• [THE REQUEST] Could you convert the records from the line containing "text-line: Babys. Nachdem" through the line containing "text-line: Lili nahm", both included, into a JSON list of strings, one string per line, with blank lines left out?
==== DATA ROWS ====
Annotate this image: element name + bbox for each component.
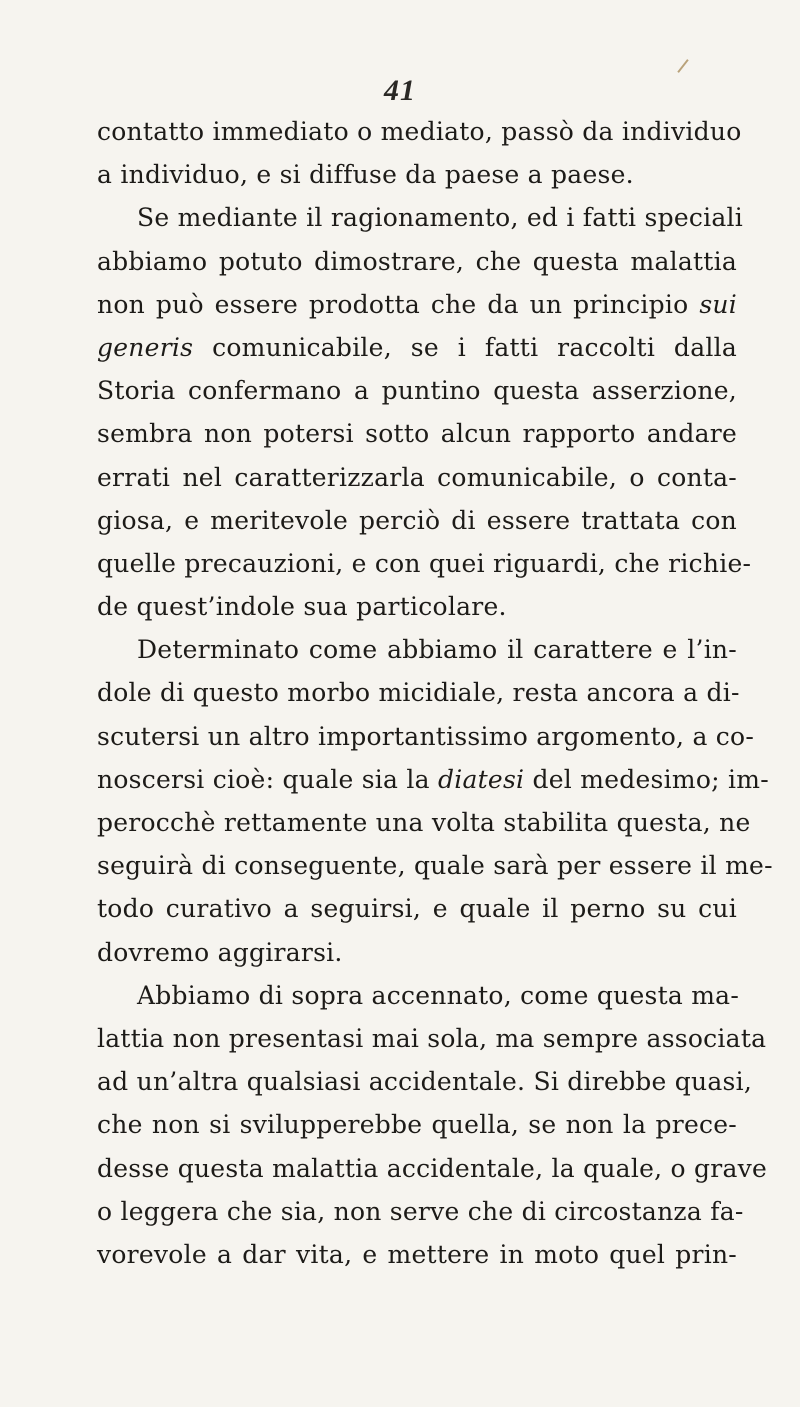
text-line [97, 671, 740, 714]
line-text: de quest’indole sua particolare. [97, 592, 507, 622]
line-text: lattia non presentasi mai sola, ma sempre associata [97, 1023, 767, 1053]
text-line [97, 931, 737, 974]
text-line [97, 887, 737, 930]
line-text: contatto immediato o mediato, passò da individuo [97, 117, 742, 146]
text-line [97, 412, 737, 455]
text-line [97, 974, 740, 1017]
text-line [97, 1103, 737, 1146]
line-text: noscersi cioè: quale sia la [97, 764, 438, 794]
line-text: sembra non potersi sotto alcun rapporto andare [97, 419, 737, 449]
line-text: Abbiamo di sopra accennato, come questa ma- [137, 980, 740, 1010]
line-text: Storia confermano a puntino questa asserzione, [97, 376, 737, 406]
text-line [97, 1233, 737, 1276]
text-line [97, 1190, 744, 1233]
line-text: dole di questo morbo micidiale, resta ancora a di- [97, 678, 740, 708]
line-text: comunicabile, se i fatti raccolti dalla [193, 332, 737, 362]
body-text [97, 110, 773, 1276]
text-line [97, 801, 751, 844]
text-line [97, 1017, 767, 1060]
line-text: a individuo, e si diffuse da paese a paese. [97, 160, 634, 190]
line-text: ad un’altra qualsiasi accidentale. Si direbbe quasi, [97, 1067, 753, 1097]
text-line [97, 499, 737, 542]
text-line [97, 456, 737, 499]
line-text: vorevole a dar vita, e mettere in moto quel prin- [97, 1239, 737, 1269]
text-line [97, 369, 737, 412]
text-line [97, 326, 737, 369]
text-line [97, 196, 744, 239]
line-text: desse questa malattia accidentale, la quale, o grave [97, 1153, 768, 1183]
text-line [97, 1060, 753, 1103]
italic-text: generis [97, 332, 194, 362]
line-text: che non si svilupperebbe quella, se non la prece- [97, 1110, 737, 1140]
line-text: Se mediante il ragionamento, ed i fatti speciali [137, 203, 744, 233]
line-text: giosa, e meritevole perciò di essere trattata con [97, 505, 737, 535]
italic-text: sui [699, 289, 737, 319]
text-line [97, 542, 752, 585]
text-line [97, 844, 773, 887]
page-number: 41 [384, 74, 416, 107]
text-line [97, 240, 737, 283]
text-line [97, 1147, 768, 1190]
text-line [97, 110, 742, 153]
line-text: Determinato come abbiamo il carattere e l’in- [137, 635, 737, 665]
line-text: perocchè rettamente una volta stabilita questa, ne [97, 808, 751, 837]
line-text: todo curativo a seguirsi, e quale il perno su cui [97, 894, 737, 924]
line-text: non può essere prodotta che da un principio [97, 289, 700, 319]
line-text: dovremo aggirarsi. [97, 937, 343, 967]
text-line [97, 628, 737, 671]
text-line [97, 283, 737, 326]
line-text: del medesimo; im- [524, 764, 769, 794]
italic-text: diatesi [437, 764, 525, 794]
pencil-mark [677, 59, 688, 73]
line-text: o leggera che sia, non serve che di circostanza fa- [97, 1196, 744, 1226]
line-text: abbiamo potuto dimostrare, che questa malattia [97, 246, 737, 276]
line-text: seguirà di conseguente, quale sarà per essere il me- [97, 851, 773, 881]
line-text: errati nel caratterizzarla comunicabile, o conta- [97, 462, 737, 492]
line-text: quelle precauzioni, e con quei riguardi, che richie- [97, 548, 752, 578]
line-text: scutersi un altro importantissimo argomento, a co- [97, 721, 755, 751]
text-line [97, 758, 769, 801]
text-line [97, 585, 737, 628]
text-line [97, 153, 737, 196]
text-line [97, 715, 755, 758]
====
==== DATA ROWS ====
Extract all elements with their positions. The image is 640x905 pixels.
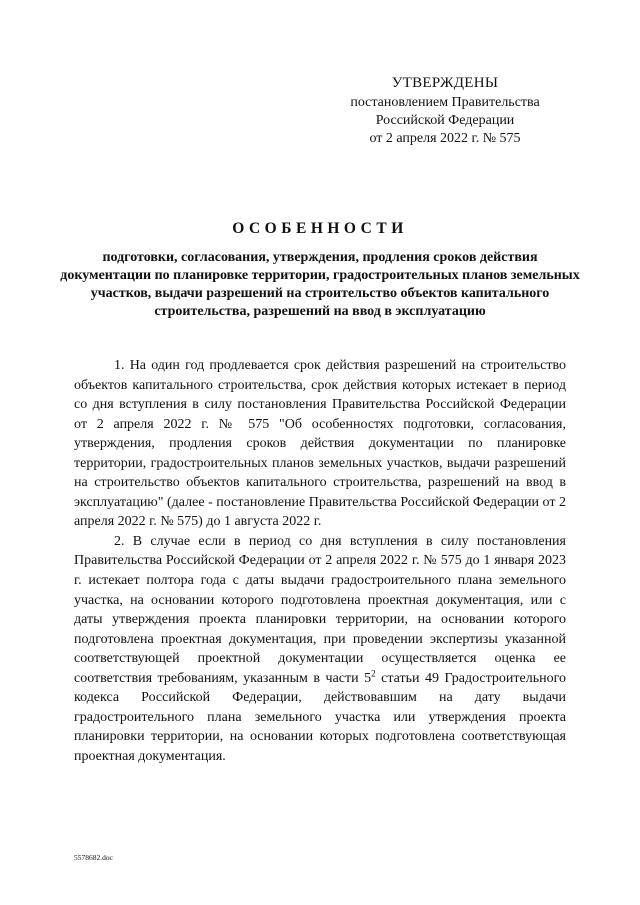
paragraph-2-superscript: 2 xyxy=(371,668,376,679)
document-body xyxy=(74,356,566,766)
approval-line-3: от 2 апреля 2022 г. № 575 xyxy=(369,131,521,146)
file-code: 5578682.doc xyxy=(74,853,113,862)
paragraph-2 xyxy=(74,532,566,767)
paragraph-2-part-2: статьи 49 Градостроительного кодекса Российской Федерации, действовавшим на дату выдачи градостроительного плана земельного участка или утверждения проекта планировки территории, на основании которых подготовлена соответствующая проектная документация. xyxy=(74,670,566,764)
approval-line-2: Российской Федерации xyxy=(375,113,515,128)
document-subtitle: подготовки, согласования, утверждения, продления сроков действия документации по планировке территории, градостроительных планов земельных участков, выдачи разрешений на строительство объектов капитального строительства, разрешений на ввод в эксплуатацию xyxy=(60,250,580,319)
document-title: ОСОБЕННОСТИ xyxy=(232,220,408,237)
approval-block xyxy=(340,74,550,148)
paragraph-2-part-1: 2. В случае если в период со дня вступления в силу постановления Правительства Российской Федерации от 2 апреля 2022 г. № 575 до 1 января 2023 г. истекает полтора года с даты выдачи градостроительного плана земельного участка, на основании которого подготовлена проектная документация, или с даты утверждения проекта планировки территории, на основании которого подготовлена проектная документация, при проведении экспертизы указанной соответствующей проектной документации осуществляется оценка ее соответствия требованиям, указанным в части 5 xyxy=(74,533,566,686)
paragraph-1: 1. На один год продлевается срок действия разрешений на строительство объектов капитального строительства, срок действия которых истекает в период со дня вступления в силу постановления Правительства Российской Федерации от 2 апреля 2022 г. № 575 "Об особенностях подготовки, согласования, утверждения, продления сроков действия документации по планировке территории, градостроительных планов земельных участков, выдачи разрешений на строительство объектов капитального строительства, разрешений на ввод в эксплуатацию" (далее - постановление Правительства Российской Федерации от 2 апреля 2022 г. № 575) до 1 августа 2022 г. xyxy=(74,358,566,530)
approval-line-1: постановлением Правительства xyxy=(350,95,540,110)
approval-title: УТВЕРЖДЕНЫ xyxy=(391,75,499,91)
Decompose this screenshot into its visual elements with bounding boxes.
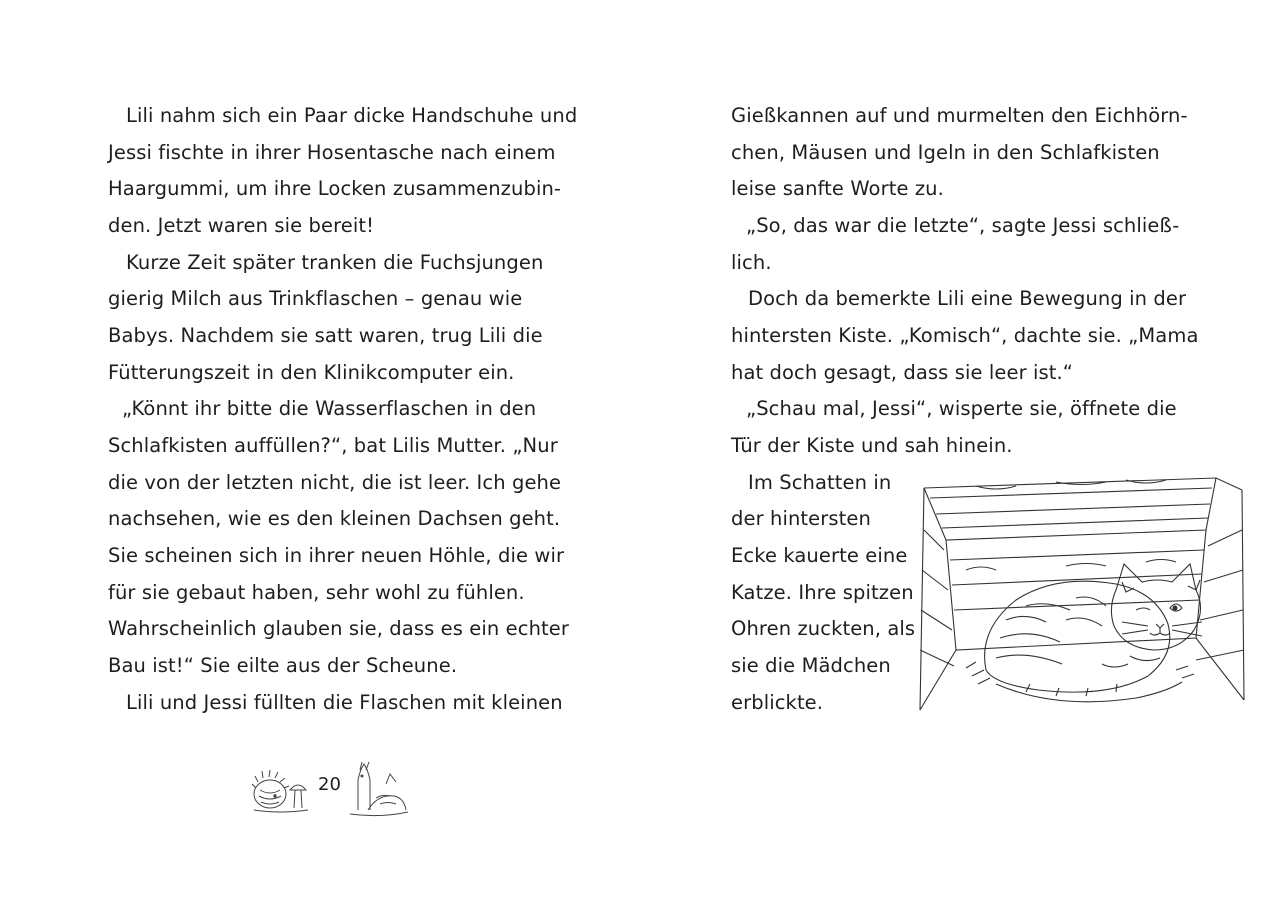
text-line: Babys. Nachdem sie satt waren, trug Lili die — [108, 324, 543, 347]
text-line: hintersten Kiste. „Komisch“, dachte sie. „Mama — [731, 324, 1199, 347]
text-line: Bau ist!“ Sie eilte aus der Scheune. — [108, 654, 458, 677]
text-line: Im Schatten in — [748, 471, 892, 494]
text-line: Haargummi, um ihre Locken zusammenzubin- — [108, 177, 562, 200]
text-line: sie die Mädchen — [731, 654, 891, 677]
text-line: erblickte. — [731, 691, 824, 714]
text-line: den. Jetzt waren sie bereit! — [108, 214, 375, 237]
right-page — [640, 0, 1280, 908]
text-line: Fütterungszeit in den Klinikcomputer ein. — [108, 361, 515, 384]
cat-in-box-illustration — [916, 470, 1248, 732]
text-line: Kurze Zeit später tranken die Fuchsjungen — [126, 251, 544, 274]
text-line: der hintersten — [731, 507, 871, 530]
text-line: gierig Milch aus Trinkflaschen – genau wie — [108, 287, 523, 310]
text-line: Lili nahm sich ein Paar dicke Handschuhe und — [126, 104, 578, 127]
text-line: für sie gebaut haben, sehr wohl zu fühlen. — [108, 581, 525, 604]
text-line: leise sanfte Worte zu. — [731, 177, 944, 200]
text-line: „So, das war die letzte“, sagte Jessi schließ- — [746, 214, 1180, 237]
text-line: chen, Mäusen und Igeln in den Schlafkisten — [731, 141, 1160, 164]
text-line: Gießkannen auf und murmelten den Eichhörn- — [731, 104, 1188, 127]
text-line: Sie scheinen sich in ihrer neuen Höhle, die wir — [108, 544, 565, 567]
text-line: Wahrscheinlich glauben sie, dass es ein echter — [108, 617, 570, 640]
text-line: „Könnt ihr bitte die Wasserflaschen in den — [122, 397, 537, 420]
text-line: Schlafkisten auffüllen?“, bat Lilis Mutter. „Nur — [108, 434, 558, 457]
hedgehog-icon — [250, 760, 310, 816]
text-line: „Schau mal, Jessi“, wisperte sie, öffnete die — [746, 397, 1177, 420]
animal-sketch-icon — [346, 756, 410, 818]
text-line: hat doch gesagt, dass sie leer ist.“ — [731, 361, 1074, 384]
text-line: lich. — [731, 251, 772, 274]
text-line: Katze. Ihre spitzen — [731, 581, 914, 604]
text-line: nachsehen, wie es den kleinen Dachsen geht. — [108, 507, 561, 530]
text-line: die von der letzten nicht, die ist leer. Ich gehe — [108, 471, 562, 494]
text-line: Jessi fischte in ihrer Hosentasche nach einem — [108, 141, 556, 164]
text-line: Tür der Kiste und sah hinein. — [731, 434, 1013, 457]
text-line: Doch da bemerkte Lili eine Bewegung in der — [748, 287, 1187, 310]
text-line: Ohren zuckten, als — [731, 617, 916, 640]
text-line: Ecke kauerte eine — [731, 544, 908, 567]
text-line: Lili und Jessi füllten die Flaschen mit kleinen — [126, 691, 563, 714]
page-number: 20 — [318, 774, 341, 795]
====
• [FULL SOLUTION]
[
  "text-line: Babys. Nachdem sie satt waren, trug Lili die — [108, 324, 543, 347]",
  "text-line: hintersten Kiste. „Komisch“, dachte sie. „Mama — [731, 324, 1199, 347]",
  "text-line: Bau ist!“ Sie eilte aus der Scheune. — [108, 654, 458, 677]",
  "text-line: Im Schatten in — [748, 471, 892, 494]",
  "text-line: Haargummi, um ihre Locken zusammenzubin- — [108, 177, 562, 200]",
  "text-line: sie die Mädchen — [731, 654, 891, 677]",
  "text-line: erblickte. — [731, 691, 824, 714]",
  "text-line: den. Jetzt waren sie bereit! — [108, 214, 375, 237]",
  "right-page — [640, 0, 1280, 908]",
  "text-line: Fütterungszeit in den Klinikcomputer ein. — [108, 361, 515, 384]",
  "cat-in-box-illustration — [916, 470, 1248, 732]",
  "text-line: Kurze Zeit später tranken die Fuchsjungen — [126, 251, 544, 274]",
  "text-line: der hintersten — [731, 507, 871, 530]",
  "text-line: gierig Milch aus Trinkflaschen – genau wie — [108, 287, 523, 310]",
  "text-line: Lili nahm sich ein Paar dicke Handschuhe und — [126, 104, 578, 127]"
]